:: Exercise aim ::
Which lines include the word "along"? Copy each of them.

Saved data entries
========

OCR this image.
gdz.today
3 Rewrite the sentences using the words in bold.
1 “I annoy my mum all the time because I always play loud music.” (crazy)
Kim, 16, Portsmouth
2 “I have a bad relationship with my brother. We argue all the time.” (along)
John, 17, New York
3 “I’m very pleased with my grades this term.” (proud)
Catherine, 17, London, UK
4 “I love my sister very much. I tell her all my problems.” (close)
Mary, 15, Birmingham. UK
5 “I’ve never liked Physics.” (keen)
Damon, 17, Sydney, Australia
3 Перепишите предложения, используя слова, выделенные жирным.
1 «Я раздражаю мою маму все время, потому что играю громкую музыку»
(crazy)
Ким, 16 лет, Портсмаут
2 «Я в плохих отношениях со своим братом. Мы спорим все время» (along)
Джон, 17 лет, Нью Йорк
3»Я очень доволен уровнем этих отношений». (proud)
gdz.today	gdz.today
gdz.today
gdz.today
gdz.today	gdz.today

========

:: Complete output ::
2 “I have a bad relationship with my brother. We argue all the time.” (along)
2 «Я в плохих отношениях со своим братом. Мы спорим все время» (along)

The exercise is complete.